= Stated task 1 =
Lay out the records as a numbered list, starting at their first line and stopping after the line that contains "What elements are". Leave out any blank lines.

Why blocking VoIP means blocking innovation
Saturday, August 2, 2014

A recent move by two major Caribbean mobile providers to block access to Internet-based telephony services—including several popular Voice over Internet Protocol (VoIP) applications—has brought the issue of net neutrality to the attention of Caribbean mobile phone users. 

The core principle of net neutrality is that Internet service providers should treat all data passing across their networks equally, not discriminating by user, generator, content, site, platform, application or equipment.

A joint statement from the T&T chapters of the Internet Society (ISOC-TT) and the Institute of Electrical and Electronics Engineers (IEEE-TT), along with the T&T Computer Society, described the move to block certain services as “a violation of the concept of network neutrality”.

“The action of these ISPs sets a dangerous precedent and could have a deleterious impact on efforts to leverage ICTs for both economic and social development across the region,” said Bevil Wooding, an Internet Strategist and Caribbean Outreach Manager at the research non-profit Packet Clearing House.

“Historically, ISPs have acted as gateways to the Internet and the many applications, services and content that live on the computer servers connected to it. But their role was never intended to be as gatekeepers, determining which data bits and Web services should load better or worse,” Wooding stated in a strongly worded piece on the subject.

His view was shared by a number of other regional and international observers, including the Latin America and Caribbean Network Information Centre (Lacnic), one of five Regional Internet Registries in the world which provide number resource allocation and registration services for the administration of the global Internet.

Digicel’s violation of this central principle “sets a dangerous precedent”, said Carlos Martinez, Chief Technical Officer at Lacnic, speaking to the T&T Guardian in a telephone interview.

Martinez said, “The Internet as we know it is a platform to deliver packets from one end to another end. It’s definitely not the role of the ISP to decide where packets can go and where they cannot go. It would be the equivalent of the mail deciding which letters it wants to deliver or not...Why should an ISP decide which applications they want to support or not?

If there are applications that the user finds useful, they should be able to use them. They are paying for the service.”

Records
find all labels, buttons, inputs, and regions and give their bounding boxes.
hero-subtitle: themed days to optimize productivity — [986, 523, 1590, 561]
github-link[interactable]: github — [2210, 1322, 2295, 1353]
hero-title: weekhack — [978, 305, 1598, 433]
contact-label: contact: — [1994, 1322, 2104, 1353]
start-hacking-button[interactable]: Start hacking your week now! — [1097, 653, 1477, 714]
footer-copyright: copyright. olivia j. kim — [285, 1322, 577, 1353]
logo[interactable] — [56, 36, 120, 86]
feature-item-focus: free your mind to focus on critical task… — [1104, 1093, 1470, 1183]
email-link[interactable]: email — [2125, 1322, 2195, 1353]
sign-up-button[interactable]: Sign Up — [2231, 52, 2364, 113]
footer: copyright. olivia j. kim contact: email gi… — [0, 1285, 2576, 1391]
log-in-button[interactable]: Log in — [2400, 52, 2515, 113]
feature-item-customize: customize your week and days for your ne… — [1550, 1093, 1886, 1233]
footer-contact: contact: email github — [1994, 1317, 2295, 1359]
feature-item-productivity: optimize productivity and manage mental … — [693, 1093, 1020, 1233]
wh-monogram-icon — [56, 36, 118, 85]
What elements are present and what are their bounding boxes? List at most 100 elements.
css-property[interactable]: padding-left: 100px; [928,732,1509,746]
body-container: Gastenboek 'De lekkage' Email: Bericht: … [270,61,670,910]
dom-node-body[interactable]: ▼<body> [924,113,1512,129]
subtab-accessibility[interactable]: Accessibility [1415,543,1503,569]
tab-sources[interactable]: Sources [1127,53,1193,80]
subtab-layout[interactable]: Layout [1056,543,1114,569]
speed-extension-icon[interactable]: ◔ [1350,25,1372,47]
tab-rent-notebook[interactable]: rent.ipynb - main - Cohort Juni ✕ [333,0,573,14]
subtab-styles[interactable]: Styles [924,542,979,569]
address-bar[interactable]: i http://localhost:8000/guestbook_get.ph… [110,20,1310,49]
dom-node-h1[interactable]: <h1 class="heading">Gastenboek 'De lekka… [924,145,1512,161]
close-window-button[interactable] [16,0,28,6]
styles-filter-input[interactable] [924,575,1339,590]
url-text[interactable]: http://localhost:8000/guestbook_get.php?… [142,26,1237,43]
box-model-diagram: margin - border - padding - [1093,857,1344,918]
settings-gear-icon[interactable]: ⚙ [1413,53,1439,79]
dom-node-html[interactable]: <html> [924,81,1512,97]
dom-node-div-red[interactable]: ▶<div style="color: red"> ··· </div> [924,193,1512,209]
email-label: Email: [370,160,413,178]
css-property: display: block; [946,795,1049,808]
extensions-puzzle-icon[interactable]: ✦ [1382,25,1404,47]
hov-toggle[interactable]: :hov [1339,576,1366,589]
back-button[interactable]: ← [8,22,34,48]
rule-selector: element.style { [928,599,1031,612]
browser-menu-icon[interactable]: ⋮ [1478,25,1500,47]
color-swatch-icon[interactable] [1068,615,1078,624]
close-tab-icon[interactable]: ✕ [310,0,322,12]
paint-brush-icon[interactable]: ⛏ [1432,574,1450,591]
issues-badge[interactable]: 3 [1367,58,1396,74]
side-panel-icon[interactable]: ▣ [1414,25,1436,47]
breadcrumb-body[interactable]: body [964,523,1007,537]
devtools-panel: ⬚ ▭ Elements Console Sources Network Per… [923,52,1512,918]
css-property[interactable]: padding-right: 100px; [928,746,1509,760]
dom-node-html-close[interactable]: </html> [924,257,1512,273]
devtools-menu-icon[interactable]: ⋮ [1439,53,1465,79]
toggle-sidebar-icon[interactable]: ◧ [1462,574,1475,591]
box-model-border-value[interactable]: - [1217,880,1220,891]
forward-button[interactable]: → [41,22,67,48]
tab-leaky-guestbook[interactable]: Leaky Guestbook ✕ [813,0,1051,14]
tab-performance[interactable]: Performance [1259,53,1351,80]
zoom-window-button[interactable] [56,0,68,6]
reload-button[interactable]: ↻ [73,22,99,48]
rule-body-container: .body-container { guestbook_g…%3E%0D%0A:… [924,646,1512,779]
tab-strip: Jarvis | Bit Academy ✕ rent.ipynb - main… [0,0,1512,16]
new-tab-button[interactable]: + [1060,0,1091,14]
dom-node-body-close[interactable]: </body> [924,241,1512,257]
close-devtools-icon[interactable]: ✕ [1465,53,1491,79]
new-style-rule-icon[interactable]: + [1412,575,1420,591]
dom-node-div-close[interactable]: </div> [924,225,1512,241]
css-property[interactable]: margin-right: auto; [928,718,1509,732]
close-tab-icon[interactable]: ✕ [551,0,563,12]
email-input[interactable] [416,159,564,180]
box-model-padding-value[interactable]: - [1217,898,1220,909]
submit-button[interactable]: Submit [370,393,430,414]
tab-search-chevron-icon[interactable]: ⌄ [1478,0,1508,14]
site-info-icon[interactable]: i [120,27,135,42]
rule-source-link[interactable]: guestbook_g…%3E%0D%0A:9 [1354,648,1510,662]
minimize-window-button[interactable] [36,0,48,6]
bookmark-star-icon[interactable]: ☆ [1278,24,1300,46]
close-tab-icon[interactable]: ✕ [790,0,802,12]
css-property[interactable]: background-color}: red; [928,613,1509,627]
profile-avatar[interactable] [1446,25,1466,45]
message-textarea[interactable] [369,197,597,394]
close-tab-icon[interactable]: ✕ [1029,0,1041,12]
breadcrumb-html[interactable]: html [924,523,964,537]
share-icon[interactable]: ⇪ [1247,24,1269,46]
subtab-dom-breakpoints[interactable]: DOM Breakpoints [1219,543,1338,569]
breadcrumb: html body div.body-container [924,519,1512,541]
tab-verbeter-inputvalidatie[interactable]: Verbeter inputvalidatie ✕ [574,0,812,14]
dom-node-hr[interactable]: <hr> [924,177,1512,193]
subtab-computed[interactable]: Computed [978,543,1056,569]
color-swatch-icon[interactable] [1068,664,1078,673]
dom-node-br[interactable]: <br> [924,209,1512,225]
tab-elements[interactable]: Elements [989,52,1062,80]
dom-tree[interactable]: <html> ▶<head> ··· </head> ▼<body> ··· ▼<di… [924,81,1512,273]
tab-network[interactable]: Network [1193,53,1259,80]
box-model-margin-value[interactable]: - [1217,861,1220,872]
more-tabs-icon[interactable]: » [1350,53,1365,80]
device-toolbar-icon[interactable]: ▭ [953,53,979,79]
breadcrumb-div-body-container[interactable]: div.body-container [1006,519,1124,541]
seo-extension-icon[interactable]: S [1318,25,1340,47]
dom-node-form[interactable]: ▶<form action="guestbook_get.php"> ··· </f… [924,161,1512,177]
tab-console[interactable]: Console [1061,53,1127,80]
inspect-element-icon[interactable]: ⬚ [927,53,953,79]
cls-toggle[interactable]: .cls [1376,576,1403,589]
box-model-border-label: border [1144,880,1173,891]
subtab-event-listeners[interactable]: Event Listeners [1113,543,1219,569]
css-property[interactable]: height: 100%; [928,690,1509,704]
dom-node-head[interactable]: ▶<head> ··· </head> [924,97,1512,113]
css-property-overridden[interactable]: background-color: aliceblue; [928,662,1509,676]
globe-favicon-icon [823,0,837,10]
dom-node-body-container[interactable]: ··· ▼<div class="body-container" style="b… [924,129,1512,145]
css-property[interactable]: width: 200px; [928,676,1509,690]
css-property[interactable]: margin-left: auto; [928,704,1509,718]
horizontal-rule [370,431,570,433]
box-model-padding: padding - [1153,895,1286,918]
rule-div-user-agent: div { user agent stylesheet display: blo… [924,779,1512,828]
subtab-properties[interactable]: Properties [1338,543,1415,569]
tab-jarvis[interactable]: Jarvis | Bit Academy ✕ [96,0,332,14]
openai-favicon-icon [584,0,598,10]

= Stated task 2 =
From the article on VoIP blocking, output the passage that begins at the words "A recent move" and stops after the words "mobile phone users.", copied word for word.

= Response 1 =
1. find all labels, buttons, inputs, and regions and give their bounding boxes.
2. hero-subtitle: themed days to optimize productivity — [986, 523, 1590, 561]
3. github-link[interactable]: github — [2210, 1322, 2295, 1353]
4. hero-title: weekhack — [978, 305, 1598, 433]
5. contact-label: contact: — [1994, 1322, 2104, 1353]
6. start-hacking-button[interactable]: Start hacking your week now! — [1097, 653, 1477, 714]
7. footer-copyright: copyright. olivia j. kim — [285, 1322, 577, 1353]
8. logo[interactable] — [56, 36, 120, 86]
9. feature-item-focus: free your mind to focus on critical task… — [1104, 1093, 1470, 1183]
10. email-link[interactable]: email — [2125, 1322, 2195, 1353]
11. sign-up-button[interactable]: Sign Up — [2231, 52, 2364, 113]
12. footer: copyright. olivia j. kim contact: email gi… — [0, 1285, 2576, 1391]
13. log-in-button[interactable]: Log in — [2400, 52, 2515, 113]
14. feature-item-customize: customize your week and days for your ne… — [1550, 1093, 1886, 1233]
15. footer-contact: contact: email github — [1994, 1317, 2295, 1359]
16. feature-item-productivity: optimize productivity and manage mental … — [693, 1093, 1020, 1233]
17. wh-monogram-icon — [56, 36, 118, 85]
18. What elements are present and what are their bounding boxes? List at most 100 elements.

= Response 2 =
A recent move by two major Caribbean mobile providers to block access to Internet-based telephony services—including several popular Voice over Internet Protocol (VoIP) applications—has brought the issue of net neutrality to the attention of Caribbean mobile phone users.